[Dataset items]
▼

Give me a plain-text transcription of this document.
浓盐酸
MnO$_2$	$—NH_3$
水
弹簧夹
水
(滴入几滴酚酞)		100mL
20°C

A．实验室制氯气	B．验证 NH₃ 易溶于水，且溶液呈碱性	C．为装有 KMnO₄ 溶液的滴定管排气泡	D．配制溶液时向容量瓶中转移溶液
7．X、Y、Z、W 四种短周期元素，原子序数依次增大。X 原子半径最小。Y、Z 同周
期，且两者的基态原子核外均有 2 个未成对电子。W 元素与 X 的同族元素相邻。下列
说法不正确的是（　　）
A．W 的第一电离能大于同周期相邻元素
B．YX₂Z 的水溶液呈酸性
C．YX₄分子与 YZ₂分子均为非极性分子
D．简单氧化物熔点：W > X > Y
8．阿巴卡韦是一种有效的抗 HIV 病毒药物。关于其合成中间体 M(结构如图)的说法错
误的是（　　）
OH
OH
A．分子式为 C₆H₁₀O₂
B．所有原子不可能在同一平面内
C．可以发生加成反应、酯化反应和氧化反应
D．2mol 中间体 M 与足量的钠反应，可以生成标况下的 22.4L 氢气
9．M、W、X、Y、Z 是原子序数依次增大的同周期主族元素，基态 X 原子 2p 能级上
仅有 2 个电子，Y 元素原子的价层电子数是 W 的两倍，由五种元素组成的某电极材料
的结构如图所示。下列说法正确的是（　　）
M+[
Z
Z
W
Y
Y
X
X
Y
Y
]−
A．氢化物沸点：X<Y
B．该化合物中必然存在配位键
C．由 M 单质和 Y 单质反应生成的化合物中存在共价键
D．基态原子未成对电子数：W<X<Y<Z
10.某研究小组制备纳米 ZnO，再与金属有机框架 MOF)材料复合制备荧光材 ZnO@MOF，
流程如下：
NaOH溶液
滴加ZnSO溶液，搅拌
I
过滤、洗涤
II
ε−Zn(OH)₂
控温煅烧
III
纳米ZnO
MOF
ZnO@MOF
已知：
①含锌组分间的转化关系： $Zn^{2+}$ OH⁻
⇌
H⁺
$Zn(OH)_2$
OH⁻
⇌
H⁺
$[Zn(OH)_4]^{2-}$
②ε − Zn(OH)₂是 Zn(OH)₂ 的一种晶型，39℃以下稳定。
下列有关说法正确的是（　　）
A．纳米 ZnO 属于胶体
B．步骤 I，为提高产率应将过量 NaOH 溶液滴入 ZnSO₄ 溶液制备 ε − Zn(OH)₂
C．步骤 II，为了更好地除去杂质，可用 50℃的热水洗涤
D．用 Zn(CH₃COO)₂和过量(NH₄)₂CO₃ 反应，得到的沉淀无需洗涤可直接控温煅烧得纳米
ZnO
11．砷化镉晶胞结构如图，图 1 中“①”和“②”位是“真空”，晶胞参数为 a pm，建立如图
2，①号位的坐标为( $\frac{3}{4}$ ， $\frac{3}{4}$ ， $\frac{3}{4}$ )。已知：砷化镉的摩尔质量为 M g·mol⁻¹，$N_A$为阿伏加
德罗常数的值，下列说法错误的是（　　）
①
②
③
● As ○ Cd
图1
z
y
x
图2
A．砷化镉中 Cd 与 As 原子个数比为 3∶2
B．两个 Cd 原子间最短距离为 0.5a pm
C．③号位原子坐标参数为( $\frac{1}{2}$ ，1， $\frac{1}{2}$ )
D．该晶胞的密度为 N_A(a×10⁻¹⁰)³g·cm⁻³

▲

**Work to complete:** State the count of lines above containing the string "frac", and add nothing to it.

**Full answer:** 2